Look through the data below. Collect every line where the word "your" occurs.

= = = =

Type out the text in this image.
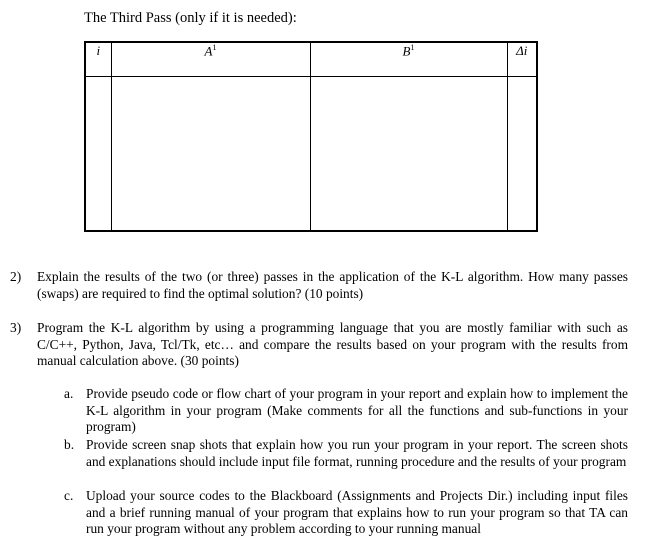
The Third Pass (only if it is needed):
i	$A^1$	$B^1$	Δi

2) Explain the results of the two (or three) passes in the application of the K-L algorithm. How many passes (swaps) are required to find the optimal solution? (10 points)
3) Program the K-L algorithm by using a programming language that you are mostly familiar with such as C/C++, Python, Java, Tcl/Tk, etc… and compare the results based on your program with the results from manual calculation above. (30 points)
a. Provide pseudo code or flow chart of your program in your report and explain how to implement the K-L algorithm in your program (Make comments for all the functions and sub-functions in your program)
b. Provide screen snap shots that explain how you run your program in your report. The screen shots and explanations should include input file format, running procedure and the results of your program
c. Upload your source codes to the Blackboard (Assignments and Projects Dir.) including input files and a brief running manual of your program that explains how to run your program so that TA can run your program without any problem according to your running manual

= = = =

**Reply:**
3) Program the K-L algorithm by using a programming language that you are mostly familiar with such as C/C++, Python, Java, Tcl/Tk, etc… and compare the results based on your program with the results from manual calculation above. (30 points)
a. Provide pseudo code or flow chart of your program in your report and explain how to implement the K-L algorithm in your program (Make comments for all the functions and sub-functions in your program)
b. Provide screen snap shots that explain how you run your program in your report. The screen shots and explanations should include input file format, running procedure and the results of your program
c. Upload your source codes to the Blackboard (Assignments and Projects Dir.) including input files and a brief running manual of your program that explains how to run your program so that TA can run your program without any problem according to your running manual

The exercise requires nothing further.